▸ **DATASET**:
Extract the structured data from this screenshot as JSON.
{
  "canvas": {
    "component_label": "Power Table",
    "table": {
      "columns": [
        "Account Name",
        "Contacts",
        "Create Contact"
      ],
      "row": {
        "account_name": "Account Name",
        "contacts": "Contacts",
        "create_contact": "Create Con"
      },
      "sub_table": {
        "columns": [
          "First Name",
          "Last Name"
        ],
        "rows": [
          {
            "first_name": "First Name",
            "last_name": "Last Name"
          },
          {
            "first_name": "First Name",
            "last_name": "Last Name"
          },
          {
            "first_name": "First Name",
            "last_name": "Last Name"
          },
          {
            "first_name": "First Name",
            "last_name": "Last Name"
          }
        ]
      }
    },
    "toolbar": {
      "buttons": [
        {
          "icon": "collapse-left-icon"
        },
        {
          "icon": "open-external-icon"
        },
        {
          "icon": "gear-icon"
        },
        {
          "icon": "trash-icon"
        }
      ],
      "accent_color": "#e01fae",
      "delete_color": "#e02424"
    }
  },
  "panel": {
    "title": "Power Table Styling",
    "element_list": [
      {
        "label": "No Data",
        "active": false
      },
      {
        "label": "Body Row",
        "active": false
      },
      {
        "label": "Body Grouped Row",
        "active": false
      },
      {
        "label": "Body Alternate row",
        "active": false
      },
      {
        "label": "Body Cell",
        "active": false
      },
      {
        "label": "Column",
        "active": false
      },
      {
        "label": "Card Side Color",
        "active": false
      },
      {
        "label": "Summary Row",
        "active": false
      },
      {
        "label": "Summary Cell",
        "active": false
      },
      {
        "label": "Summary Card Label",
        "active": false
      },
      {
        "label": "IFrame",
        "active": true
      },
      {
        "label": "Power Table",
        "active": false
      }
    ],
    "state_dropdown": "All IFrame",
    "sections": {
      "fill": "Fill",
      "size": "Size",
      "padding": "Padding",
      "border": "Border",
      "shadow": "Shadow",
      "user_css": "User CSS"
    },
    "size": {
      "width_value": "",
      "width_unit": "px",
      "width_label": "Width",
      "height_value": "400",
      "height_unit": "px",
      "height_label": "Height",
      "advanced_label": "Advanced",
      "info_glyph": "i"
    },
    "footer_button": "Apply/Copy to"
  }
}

▸ **PROBLEM DETAILS**:
Above are the records; retype them all without a single difference.

▸ **EXERCISE OUTPUT**:
Extract the structured data from this screenshot as JSON.
{
  "canvas": {
    "component_label": "Power Table",
    "table": {
      "columns": [
        "Account Name",
        "Contacts",
        "Create Contact"
      ],
      "row": {
        "account_name": "Account Name",
        "contacts": "Contacts",
        "create_contact": "Create Con"
      },
      "sub_table": {
        "columns": [
          "First Name",
          "Last Name"
        ],
        "rows": [
          {
            "first_name": "First Name",
            "last_name": "Last Name"
          },
          {
            "first_name": "First Name",
            "last_name": "Last Name"
          },
          {
            "first_name": "First Name",
            "last_name": "Last Name"
          },
          {
            "first_name": "First Name",
            "last_name": "Last Name"
          }
        ]
      }
    },
    "toolbar": {
      "buttons": [
        {
          "icon": "collapse-left-icon"
        },
        {
          "icon": "open-external-icon"
        },
        {
          "icon": "gear-icon"
        },
        {
          "icon": "trash-icon"
        }
      ],
      "accent_color": "#e01fae",
      "delete_color": "#e02424"
    }
  },
  "panel": {
    "title": "Power Table Styling",
    "element_list": [
      {
        "label": "No Data",
        "active": false
      },
      {
        "label": "Body Row",
        "active": false
      },
      {
        "label": "Body Grouped Row",
        "active": false
      },
      {
        "label": "Body Alternate row",
        "active": false
      },
      {
        "label": "Body Cell",
        "active": false
      },
      {
        "label": "Column",
        "active": false
      },
      {
        "label": "Card Side Color",
        "active": false
      },
      {
        "label": "Summary Row",
        "active": false
      },
      {
        "label": "Summary Cell",
        "active": false
      },
      {
        "label": "Summary Card Label",
        "active": false
      },
      {
        "label": "IFrame",
        "active": true
      },
      {
        "label": "Power Table",
        "active": false
      }
    ],
    "state_dropdown": "All IFrame",
    "sections": {
      "fill": "Fill",
      "size": "Size",
      "padding": "Padding",
      "border": "Border",
      "shadow": "Shadow",
      "user_css": "User CSS"
    },
    "size": {
      "width_value": "",
      "width_unit": "px",
      "width_label": "Width",
      "height_value": "400",
      "height_unit": "px",
      "height_label": "Height",
      "advanced_label": "Advanced",
      "info_glyph": "i"
    },
    "footer_button": "Apply/Copy to"
  }
}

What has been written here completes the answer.